__Given problem__:
Check every line of the material below for "Eddins". Give the number of lines that have it, and only that.

###

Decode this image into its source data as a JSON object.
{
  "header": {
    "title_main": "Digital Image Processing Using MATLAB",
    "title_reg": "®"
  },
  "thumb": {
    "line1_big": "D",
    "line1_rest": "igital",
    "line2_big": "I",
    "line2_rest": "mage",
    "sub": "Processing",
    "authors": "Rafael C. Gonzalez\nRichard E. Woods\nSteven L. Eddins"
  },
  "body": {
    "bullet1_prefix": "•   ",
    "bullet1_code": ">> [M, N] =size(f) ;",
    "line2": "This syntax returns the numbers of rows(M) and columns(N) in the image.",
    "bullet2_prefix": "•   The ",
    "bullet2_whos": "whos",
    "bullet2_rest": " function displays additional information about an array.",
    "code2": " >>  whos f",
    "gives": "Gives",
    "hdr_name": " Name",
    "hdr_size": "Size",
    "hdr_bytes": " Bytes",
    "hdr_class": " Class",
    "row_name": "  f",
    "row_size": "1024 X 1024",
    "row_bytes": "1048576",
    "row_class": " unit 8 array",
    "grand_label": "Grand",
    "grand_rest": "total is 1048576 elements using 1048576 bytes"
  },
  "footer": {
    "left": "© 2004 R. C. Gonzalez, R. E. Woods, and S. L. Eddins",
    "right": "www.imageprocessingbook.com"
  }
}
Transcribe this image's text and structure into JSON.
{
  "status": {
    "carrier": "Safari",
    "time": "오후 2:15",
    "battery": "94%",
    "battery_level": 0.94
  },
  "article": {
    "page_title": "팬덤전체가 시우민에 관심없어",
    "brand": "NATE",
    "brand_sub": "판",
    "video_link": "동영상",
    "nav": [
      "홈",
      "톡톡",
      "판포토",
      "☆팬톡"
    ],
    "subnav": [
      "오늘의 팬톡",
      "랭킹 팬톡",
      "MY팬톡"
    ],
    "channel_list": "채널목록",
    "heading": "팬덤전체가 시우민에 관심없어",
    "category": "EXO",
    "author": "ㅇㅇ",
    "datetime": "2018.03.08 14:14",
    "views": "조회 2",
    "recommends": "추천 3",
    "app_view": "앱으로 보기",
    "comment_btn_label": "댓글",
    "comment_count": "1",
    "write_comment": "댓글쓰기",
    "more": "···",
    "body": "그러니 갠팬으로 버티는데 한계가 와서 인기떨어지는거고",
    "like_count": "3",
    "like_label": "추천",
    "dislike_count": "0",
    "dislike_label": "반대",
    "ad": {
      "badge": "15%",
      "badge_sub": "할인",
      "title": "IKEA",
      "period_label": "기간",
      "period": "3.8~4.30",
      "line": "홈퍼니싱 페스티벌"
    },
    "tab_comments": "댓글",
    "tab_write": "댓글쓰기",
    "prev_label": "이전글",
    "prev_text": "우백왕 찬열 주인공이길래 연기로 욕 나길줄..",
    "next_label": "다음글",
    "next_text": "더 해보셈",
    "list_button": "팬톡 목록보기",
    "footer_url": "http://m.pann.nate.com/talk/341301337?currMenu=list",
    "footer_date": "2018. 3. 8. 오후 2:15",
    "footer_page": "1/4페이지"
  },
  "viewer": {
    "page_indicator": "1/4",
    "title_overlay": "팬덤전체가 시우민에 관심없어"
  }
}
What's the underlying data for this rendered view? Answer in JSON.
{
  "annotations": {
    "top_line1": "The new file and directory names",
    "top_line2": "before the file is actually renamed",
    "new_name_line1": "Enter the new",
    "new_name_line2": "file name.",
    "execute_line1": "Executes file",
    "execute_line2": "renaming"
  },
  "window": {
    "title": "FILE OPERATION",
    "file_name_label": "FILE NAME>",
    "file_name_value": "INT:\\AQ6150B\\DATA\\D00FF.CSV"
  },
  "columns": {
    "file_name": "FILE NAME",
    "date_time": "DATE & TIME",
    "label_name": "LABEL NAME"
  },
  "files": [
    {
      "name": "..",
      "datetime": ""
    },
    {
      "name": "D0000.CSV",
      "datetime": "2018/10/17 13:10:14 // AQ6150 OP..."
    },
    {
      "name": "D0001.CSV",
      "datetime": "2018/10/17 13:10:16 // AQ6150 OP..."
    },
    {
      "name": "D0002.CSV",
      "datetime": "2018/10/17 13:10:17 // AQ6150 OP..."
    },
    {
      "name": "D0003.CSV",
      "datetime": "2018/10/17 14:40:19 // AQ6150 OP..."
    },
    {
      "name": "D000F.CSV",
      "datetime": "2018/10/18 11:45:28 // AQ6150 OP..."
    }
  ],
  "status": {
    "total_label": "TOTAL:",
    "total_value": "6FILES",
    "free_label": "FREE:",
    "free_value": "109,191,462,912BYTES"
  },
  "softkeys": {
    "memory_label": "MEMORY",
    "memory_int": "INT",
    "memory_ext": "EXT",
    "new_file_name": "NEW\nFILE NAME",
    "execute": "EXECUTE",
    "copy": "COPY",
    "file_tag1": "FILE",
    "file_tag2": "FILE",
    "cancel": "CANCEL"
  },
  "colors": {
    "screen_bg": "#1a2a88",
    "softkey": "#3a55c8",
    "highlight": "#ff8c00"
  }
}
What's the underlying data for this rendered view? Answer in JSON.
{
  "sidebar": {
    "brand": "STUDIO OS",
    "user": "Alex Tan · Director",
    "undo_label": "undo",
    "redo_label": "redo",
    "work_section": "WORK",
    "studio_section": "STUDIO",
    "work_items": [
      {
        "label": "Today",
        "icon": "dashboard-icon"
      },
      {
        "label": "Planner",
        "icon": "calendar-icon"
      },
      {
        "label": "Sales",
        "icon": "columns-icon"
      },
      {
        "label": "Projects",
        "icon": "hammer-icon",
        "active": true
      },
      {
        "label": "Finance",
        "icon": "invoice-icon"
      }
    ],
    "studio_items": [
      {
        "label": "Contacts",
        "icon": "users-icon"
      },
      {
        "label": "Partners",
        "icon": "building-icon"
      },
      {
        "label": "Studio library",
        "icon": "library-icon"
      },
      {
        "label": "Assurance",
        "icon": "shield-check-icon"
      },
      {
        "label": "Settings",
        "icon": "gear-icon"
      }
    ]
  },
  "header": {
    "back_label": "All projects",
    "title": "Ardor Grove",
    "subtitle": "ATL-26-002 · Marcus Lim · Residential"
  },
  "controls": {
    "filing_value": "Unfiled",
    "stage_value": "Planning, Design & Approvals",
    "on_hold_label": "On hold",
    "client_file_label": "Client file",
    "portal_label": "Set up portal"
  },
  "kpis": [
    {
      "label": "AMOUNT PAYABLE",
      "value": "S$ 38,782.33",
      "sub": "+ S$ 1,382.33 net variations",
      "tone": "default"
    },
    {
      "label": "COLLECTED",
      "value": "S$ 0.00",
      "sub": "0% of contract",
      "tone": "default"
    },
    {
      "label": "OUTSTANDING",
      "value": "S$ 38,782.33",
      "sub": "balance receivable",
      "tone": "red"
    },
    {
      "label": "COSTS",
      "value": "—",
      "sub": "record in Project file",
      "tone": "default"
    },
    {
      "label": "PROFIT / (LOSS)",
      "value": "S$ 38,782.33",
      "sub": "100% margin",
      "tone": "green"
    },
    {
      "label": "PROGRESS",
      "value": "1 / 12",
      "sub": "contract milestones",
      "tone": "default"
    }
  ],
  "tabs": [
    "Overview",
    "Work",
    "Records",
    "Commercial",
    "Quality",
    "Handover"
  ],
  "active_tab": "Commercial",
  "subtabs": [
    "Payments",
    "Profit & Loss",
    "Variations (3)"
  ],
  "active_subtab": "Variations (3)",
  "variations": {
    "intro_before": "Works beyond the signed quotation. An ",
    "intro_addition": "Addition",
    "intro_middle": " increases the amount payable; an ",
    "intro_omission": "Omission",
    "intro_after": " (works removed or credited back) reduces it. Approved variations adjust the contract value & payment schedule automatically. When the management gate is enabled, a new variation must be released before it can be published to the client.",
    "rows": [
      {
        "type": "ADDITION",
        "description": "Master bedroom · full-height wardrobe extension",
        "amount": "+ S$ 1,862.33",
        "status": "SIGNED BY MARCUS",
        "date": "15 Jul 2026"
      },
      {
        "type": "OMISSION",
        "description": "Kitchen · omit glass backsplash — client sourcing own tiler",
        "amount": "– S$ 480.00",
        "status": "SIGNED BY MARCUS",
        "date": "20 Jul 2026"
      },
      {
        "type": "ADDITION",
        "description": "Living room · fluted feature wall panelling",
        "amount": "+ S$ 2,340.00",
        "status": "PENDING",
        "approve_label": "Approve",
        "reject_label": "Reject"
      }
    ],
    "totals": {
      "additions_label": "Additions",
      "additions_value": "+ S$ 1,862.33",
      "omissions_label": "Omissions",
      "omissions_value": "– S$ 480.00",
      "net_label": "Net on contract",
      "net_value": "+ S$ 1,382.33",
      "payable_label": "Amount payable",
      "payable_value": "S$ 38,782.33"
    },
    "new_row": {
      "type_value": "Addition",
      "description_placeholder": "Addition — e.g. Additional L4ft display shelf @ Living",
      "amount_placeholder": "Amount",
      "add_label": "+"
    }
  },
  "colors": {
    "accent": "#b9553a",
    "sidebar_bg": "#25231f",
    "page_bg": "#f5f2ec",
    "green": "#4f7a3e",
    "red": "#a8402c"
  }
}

###

__Result for this task__:
2